DIRECTIVE | Give the number of lines holding the string "nBase" and nothing more.

DATA FOR PROCESSING |
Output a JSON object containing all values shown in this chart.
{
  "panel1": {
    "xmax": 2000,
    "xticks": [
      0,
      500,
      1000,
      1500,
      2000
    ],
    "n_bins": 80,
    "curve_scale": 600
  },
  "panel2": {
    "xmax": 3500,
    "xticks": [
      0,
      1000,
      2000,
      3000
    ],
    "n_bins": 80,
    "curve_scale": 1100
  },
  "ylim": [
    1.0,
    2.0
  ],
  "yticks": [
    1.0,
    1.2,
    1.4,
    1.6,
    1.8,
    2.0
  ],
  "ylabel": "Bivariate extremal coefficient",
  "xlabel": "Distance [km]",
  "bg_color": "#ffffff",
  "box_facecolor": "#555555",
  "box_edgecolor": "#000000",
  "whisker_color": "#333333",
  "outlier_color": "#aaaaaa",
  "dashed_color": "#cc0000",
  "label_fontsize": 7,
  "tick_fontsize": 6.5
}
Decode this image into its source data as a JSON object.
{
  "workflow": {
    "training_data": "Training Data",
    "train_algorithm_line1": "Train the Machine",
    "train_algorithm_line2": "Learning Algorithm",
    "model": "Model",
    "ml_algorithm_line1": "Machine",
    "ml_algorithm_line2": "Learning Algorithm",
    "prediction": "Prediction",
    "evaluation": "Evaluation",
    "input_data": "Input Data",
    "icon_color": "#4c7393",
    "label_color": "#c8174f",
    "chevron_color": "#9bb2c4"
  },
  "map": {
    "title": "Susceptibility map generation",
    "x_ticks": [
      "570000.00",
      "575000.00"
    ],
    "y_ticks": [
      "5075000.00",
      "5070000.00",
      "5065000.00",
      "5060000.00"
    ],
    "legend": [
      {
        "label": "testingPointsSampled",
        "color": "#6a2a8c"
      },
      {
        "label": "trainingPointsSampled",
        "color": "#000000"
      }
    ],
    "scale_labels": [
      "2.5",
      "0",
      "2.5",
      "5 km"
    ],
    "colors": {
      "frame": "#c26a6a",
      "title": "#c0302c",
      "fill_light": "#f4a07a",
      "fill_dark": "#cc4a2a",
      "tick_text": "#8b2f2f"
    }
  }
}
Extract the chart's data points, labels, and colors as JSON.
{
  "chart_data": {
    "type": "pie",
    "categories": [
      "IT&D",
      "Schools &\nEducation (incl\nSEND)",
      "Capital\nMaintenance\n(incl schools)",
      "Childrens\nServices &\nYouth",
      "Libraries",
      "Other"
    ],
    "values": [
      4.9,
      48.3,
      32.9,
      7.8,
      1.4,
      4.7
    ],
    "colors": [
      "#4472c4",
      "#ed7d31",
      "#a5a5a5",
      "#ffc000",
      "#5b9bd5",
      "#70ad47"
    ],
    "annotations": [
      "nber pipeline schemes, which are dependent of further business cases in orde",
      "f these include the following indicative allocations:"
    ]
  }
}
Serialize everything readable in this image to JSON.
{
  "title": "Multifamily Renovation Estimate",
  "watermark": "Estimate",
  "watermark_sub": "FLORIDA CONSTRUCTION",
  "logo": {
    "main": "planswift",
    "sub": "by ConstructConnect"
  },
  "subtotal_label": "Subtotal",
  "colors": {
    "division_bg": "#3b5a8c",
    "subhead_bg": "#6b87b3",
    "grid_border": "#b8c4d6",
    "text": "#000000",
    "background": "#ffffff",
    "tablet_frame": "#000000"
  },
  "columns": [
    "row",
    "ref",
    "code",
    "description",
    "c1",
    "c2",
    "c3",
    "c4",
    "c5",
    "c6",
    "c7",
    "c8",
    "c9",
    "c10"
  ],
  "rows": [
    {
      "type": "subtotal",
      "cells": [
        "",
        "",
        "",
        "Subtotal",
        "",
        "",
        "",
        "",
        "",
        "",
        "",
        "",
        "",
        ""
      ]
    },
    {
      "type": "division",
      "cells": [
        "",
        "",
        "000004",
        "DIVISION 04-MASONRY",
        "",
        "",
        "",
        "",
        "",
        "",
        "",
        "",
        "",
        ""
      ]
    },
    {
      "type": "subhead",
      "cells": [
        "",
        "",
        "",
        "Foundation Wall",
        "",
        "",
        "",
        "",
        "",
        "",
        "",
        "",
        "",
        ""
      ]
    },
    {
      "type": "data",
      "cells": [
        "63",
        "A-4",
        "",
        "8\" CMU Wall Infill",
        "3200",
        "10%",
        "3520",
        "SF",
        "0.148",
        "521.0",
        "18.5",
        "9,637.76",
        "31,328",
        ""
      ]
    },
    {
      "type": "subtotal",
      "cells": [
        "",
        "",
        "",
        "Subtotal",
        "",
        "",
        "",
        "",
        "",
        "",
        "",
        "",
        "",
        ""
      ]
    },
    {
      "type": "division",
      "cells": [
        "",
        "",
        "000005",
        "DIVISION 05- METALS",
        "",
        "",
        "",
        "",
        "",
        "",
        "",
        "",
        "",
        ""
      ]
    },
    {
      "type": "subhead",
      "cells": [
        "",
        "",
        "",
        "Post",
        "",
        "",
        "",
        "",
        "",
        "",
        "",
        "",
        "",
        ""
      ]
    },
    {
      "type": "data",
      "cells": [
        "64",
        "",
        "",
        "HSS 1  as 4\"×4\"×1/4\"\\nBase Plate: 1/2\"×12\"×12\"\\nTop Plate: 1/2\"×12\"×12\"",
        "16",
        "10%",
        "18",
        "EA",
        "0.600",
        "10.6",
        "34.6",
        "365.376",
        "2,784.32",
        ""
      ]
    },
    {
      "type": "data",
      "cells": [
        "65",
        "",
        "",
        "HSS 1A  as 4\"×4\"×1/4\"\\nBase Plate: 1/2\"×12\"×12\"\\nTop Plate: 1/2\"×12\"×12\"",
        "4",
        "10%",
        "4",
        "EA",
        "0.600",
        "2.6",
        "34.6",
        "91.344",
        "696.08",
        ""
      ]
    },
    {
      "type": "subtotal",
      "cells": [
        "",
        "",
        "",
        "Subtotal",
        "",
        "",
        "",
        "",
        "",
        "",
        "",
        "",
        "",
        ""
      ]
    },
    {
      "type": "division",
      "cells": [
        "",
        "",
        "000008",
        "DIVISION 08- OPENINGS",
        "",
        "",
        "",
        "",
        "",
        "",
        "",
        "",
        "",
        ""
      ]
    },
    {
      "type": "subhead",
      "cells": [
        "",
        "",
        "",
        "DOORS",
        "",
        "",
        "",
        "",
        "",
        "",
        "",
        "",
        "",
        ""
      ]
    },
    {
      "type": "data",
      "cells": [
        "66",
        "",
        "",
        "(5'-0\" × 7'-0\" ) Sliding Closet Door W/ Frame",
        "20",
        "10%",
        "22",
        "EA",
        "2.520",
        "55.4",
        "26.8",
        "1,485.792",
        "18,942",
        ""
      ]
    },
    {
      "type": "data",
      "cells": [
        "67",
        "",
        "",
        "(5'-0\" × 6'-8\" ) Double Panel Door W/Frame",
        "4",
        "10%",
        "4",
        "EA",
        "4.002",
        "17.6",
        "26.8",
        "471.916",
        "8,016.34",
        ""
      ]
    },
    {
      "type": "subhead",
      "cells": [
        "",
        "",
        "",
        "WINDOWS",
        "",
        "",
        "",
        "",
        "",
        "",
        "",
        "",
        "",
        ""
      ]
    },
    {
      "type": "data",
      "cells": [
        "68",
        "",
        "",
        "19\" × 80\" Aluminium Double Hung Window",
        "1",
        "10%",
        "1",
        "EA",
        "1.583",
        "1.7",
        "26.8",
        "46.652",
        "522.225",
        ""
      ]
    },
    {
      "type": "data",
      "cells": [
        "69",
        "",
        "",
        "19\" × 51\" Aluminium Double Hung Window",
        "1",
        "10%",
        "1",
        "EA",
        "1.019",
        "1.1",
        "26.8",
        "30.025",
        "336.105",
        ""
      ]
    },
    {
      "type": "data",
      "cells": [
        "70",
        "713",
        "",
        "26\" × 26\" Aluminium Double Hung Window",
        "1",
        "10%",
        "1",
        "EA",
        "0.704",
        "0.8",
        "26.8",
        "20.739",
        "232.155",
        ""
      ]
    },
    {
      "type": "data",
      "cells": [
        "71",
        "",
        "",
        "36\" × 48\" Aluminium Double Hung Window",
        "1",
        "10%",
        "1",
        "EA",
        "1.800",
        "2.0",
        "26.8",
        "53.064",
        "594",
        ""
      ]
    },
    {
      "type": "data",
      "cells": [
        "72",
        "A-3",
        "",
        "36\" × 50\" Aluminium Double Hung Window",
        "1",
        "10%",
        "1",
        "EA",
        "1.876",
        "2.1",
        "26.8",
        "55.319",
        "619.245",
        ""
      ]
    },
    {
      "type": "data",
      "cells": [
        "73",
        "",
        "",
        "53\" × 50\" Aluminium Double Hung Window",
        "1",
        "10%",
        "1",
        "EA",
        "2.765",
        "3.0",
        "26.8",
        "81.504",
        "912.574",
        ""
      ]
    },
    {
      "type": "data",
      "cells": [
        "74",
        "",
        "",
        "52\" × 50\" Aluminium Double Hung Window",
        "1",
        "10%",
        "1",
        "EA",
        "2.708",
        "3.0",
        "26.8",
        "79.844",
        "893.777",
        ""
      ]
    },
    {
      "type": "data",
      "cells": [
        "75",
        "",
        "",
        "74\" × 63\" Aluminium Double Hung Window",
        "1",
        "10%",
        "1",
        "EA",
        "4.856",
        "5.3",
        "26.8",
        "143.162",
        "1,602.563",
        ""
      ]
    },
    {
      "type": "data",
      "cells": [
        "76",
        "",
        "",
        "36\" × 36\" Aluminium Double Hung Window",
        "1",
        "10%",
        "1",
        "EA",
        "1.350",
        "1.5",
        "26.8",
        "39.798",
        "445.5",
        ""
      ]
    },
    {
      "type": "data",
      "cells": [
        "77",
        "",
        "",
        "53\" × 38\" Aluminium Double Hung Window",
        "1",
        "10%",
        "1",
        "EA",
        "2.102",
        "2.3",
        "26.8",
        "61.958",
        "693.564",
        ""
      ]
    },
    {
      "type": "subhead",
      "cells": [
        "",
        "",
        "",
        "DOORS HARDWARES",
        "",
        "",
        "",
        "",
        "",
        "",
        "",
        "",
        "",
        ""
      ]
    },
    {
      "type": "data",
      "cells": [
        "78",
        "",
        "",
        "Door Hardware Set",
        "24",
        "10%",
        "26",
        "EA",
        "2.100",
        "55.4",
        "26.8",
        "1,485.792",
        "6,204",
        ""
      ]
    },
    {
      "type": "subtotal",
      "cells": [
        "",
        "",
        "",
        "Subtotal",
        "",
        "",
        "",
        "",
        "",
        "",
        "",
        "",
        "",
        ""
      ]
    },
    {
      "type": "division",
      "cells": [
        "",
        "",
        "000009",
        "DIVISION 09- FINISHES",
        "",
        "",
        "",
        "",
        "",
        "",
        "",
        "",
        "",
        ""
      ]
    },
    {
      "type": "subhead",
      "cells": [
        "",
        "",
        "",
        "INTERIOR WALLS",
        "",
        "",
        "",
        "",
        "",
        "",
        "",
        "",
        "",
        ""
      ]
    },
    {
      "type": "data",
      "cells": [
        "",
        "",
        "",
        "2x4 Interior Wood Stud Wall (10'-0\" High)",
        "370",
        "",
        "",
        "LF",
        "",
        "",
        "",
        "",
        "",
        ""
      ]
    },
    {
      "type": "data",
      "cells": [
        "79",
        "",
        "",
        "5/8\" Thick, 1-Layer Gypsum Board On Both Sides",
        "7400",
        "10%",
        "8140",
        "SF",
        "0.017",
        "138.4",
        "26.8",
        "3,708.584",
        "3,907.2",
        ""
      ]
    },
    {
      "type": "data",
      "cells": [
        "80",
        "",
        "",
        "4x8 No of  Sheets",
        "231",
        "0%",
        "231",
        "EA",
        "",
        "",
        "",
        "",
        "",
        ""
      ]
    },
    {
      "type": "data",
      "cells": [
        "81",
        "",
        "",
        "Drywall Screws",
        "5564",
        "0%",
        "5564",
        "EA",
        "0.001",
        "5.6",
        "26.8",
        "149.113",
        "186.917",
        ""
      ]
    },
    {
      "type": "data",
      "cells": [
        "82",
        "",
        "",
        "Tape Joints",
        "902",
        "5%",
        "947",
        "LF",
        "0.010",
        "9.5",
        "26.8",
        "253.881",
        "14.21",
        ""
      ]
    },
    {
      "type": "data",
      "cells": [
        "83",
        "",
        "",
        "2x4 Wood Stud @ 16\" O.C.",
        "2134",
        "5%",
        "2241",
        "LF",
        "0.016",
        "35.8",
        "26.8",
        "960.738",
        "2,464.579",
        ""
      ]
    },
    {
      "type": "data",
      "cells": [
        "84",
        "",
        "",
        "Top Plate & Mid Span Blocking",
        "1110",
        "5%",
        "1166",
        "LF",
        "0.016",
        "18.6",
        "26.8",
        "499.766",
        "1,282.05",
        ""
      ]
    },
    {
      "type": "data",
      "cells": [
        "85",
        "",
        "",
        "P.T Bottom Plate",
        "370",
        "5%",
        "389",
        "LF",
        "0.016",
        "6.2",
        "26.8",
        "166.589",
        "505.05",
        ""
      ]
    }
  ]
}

EXERCISE RESULT | 2